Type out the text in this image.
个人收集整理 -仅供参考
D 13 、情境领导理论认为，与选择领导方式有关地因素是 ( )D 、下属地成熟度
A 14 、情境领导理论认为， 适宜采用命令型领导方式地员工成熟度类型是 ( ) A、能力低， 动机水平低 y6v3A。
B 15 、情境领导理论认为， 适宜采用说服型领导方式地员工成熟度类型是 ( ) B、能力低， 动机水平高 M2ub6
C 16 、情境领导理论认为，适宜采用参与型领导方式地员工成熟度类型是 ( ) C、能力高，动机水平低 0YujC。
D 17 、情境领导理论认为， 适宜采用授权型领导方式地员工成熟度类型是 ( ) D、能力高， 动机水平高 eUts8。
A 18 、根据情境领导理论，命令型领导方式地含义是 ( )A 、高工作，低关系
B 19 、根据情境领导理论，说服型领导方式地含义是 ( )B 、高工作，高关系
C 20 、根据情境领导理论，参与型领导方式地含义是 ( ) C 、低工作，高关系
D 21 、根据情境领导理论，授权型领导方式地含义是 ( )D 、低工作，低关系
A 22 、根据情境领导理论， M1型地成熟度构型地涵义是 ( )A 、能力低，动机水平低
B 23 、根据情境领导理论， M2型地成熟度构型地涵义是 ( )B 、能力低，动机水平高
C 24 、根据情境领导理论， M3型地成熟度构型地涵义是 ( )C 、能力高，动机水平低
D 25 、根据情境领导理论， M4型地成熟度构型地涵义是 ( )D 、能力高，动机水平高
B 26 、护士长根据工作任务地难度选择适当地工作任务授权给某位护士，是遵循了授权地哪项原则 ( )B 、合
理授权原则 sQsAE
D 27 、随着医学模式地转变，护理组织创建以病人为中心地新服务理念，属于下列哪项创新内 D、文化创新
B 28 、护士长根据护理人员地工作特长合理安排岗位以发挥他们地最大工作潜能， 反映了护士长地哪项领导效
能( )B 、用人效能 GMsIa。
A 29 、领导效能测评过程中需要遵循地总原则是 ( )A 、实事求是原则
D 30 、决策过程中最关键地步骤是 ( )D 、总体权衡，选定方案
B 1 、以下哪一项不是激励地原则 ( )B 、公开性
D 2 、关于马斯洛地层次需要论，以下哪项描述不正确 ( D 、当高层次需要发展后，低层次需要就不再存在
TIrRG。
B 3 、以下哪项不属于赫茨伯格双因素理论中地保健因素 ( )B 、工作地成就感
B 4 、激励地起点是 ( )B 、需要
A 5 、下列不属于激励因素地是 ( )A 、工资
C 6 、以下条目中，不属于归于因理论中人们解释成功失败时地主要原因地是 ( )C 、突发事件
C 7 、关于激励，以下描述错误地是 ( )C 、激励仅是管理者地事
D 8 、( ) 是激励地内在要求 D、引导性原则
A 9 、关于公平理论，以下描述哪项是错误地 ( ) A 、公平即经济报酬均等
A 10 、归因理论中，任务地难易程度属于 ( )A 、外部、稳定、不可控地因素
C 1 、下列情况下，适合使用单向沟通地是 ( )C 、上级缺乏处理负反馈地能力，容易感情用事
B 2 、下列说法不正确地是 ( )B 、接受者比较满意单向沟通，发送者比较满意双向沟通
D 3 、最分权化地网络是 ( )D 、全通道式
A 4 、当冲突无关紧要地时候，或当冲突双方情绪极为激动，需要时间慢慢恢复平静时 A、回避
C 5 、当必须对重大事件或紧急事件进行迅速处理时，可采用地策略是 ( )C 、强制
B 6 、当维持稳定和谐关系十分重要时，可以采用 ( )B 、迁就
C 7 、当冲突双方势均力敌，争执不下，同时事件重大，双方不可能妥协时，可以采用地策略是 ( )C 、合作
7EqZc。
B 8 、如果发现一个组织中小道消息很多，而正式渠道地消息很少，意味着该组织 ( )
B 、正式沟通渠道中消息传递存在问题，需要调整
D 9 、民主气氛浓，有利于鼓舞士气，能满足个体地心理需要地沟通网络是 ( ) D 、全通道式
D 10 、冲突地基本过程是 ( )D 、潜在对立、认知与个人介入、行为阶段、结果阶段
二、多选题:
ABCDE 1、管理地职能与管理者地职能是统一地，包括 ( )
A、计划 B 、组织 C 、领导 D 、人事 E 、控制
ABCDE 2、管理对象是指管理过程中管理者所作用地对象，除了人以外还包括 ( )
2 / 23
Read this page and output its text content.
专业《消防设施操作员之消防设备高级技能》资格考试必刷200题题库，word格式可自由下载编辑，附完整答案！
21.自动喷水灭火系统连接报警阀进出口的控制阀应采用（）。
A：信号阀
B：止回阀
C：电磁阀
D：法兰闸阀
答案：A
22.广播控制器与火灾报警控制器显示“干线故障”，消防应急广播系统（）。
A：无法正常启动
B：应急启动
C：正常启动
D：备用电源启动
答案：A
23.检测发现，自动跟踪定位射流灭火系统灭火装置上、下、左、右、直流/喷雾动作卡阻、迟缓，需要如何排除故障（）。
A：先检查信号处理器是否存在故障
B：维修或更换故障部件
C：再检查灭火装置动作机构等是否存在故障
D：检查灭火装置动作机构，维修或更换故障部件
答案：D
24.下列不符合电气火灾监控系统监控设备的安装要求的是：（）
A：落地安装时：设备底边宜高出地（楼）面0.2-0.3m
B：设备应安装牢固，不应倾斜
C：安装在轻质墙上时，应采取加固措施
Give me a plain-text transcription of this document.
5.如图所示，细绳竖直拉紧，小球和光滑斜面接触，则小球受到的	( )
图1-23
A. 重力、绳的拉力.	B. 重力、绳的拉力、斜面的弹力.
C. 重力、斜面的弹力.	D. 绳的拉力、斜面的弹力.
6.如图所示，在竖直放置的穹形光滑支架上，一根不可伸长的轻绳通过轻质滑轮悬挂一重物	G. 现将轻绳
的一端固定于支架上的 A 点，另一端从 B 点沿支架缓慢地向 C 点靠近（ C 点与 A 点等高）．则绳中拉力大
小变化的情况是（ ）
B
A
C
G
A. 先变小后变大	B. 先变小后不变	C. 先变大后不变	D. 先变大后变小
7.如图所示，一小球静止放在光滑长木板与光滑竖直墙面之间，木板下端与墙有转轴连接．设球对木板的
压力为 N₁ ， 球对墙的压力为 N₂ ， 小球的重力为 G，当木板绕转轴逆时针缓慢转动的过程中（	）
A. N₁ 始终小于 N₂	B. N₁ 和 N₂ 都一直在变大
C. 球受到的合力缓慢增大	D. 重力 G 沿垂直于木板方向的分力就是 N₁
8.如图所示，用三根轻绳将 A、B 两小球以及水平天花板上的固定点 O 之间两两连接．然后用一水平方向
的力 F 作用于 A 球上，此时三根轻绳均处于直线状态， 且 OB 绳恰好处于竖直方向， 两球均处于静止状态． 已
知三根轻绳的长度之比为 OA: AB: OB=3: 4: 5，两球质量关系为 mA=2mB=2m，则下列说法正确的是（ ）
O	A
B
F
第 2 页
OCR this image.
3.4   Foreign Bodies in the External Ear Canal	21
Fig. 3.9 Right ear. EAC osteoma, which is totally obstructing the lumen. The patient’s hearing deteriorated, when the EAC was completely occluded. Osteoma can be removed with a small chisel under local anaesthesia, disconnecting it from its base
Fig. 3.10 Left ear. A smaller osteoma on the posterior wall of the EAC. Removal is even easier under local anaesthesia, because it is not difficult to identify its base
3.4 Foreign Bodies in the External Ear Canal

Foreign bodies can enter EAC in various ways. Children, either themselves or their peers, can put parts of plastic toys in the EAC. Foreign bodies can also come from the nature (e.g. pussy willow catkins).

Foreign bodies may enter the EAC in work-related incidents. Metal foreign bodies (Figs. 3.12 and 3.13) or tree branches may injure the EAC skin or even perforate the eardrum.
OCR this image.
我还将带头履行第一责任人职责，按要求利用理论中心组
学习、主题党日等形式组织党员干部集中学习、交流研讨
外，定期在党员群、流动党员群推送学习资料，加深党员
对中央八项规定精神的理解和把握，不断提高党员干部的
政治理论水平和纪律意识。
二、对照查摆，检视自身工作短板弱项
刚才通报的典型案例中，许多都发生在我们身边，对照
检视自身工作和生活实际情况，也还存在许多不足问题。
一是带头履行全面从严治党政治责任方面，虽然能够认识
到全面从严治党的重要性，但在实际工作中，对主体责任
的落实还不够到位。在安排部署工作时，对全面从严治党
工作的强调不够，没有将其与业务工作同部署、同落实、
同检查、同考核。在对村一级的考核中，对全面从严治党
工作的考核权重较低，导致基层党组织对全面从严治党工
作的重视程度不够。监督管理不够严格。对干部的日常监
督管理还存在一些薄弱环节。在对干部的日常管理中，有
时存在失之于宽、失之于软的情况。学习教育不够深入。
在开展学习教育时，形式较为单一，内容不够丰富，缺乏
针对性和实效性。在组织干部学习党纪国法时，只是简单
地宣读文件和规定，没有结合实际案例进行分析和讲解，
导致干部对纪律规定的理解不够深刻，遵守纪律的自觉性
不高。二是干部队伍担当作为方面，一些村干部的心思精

■ ■ ■ ■ ■

> _Work to complete_:
Your task is to output exactly the lines running from the one with "Give me a plain-text" through the final line of the material above, with both ends included.

> _Written answer_:
Give me a plain-text transcription of this document.
5.如图所示，细绳竖直拉紧，小球和光滑斜面接触，则小球受到的	( )
图1-23
A. 重力、绳的拉力.	B. 重力、绳的拉力、斜面的弹力.
C. 重力、斜面的弹力.	D. 绳的拉力、斜面的弹力.
6.如图所示，在竖直放置的穹形光滑支架上，一根不可伸长的轻绳通过轻质滑轮悬挂一重物	G. 现将轻绳
的一端固定于支架上的 A 点，另一端从 B 点沿支架缓慢地向 C 点靠近（ C 点与 A 点等高）．则绳中拉力大
小变化的情况是（ ）
B
A
C
G
A. 先变小后变大	B. 先变小后不变	C. 先变大后不变	D. 先变大后变小
7.如图所示，一小球静止放在光滑长木板与光滑竖直墙面之间，木板下端与墙有转轴连接．设球对木板的
压力为 N₁ ， 球对墙的压力为 N₂ ， 小球的重力为 G，当木板绕转轴逆时针缓慢转动的过程中（	）
A. N₁ 始终小于 N₂	B. N₁ 和 N₂ 都一直在变大
C. 球受到的合力缓慢增大	D. 重力 G 沿垂直于木板方向的分力就是 N₁
8.如图所示，用三根轻绳将 A、B 两小球以及水平天花板上的固定点 O 之间两两连接．然后用一水平方向
的力 F 作用于 A 球上，此时三根轻绳均处于直线状态， 且 OB 绳恰好处于竖直方向， 两球均处于静止状态． 已
知三根轻绳的长度之比为 OA: AB: OB=3: 4: 5，两球质量关系为 mA=2mB=2m，则下列说法正确的是（ ）
O	A
B
F
第 2 页
OCR this image.
3.4   Foreign Bodies in the External Ear Canal	21
Fig. 3.9 Right ear. EAC osteoma, which is totally obstructing the lumen. The patient’s hearing deteriorated, when the EAC was completely occluded. Osteoma can be removed with a small chisel under local anaesthesia, disconnecting it from its base
Fig. 3.10 Left ear. A smaller osteoma on the posterior wall of the EAC. Removal is even easier under local anaesthesia, because it is not difficult to identify its base
3.4 Foreign Bodies in the External Ear Canal

Foreign bodies can enter EAC in various ways. Children, either themselves or their peers, can put parts of plastic toys in the EAC. Foreign bodies can also come from the nature (e.g. pussy willow catkins).

Foreign bodies may enter the EAC in work-related incidents. Metal foreign bodies (Figs. 3.12 and 3.13) or tree branches may injure the EAC skin or even perforate the eardrum.
OCR this image.
我还将带头履行第一责任人职责，按要求利用理论中心组
学习、主题党日等形式组织党员干部集中学习、交流研讨
外，定期在党员群、流动党员群推送学习资料，加深党员
对中央八项规定精神的理解和把握，不断提高党员干部的
政治理论水平和纪律意识。
二、对照查摆，检视自身工作短板弱项
刚才通报的典型案例中，许多都发生在我们身边，对照
检视自身工作和生活实际情况，也还存在许多不足问题。
一是带头履行全面从严治党政治责任方面，虽然能够认识
到全面从严治党的重要性，但在实际工作中，对主体责任
的落实还不够到位。在安排部署工作时，对全面从严治党
工作的强调不够，没有将其与业务工作同部署、同落实、
同检查、同考核。在对村一级的考核中，对全面从严治党
工作的考核权重较低，导致基层党组织对全面从严治党工
作的重视程度不够。监督管理不够严格。对干部的日常监
督管理还存在一些薄弱环节。在对干部的日常管理中，有
时存在失之于宽、失之于软的情况。学习教育不够深入。
在开展学习教育时，形式较为单一，内容不够丰富，缺乏
针对性和实效性。在组织干部学习党纪国法时，只是简单
地宣读文件和规定，没有结合实际案例进行分析和讲解，
导致干部对纪律规定的理解不够深刻，遵守纪律的自觉性
不高。二是干部队伍担当作为方面，一些村干部的心思精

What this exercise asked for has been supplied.